Retype the data lines word for word, starting at the line containing "- signal-icon: [336, 0, 342, 6]" and ending at the line containing "- mode-option-liner[interactable]: Liner: [12, 56, 37, 62]", both included.

++++++

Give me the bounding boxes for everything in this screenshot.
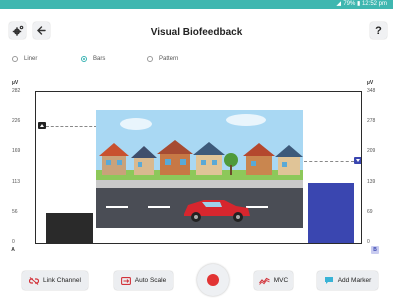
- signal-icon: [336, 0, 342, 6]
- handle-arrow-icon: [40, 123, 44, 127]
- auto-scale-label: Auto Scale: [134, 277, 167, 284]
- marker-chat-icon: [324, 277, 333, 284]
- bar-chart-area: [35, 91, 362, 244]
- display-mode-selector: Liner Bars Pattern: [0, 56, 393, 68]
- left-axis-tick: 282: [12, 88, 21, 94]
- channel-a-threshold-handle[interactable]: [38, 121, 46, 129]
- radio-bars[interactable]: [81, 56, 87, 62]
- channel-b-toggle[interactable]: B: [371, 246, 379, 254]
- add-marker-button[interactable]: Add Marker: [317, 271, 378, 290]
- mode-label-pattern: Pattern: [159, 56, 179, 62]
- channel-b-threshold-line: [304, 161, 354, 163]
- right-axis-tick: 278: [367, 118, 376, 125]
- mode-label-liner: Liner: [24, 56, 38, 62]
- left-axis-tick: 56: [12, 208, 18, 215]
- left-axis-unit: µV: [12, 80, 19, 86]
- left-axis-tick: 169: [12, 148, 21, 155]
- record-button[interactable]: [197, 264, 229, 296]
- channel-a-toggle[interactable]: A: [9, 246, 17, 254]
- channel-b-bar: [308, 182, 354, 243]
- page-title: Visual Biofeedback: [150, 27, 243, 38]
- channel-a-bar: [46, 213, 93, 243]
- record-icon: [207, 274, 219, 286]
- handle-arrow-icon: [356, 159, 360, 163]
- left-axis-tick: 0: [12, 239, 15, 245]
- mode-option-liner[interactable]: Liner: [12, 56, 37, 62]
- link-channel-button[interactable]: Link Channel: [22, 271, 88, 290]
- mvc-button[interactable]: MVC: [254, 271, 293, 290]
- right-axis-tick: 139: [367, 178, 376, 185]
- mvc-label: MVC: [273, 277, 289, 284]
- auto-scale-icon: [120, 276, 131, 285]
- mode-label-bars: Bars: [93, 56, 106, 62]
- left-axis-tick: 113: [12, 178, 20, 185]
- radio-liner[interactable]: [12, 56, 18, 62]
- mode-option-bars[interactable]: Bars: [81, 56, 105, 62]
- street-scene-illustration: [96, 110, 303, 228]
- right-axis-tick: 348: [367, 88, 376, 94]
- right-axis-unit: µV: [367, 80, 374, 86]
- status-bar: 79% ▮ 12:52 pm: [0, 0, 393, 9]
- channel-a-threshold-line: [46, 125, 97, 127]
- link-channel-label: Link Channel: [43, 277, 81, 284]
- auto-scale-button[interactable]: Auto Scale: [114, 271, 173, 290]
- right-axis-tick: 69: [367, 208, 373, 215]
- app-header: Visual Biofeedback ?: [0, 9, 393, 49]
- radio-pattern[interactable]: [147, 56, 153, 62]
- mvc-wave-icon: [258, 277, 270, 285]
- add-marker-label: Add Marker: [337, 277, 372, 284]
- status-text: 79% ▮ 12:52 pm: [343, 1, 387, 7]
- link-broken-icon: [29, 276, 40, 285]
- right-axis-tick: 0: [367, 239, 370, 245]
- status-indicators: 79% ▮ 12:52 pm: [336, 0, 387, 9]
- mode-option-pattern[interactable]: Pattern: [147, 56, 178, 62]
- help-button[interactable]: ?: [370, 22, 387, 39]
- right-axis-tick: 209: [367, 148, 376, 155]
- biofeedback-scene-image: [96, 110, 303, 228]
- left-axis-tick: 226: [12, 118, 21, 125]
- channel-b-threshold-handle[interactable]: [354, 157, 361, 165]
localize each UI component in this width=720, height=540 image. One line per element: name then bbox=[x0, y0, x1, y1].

++++++

> [Expected answer]
- signal-icon: [336, 0, 342, 6]
- handle-arrow-icon: [40, 123, 44, 127]
- auto-scale-label: Auto Scale: [134, 277, 167, 284]
- marker-chat-icon: [324, 277, 333, 284]
- bar-chart-area: [35, 91, 362, 244]
- display-mode-selector: Liner Bars Pattern: [0, 56, 393, 68]
- left-axis-tick: 282: [12, 88, 21, 94]
- channel-a-threshold-handle[interactable]: [38, 121, 46, 129]
- radio-bars[interactable]: [81, 56, 87, 62]
- channel-b-toggle[interactable]: B: [371, 246, 379, 254]
- add-marker-button[interactable]: Add Marker: [317, 271, 378, 290]
- mode-label-pattern: Pattern: [159, 56, 179, 62]
- channel-b-threshold-line: [304, 161, 354, 163]
- right-axis-tick: 278: [367, 118, 376, 125]
- mode-label-liner: Liner: [24, 56, 38, 62]
- left-axis-tick: 56: [12, 208, 18, 215]
- left-axis-unit: µV: [12, 80, 19, 86]
- left-axis-tick: 169: [12, 148, 21, 155]
- record-button[interactable]: [197, 264, 229, 296]
- channel-a-toggle[interactable]: A: [9, 246, 17, 254]
- channel-b-bar: [308, 182, 354, 243]
- page-title: Visual Biofeedback: [150, 27, 243, 38]
- channel-a-bar: [46, 213, 93, 243]
- record-icon: [207, 274, 219, 286]
- handle-arrow-icon: [356, 159, 360, 163]
- left-axis-tick: 0: [12, 239, 15, 245]
- mode-option-liner[interactable]: Liner: [12, 56, 37, 62]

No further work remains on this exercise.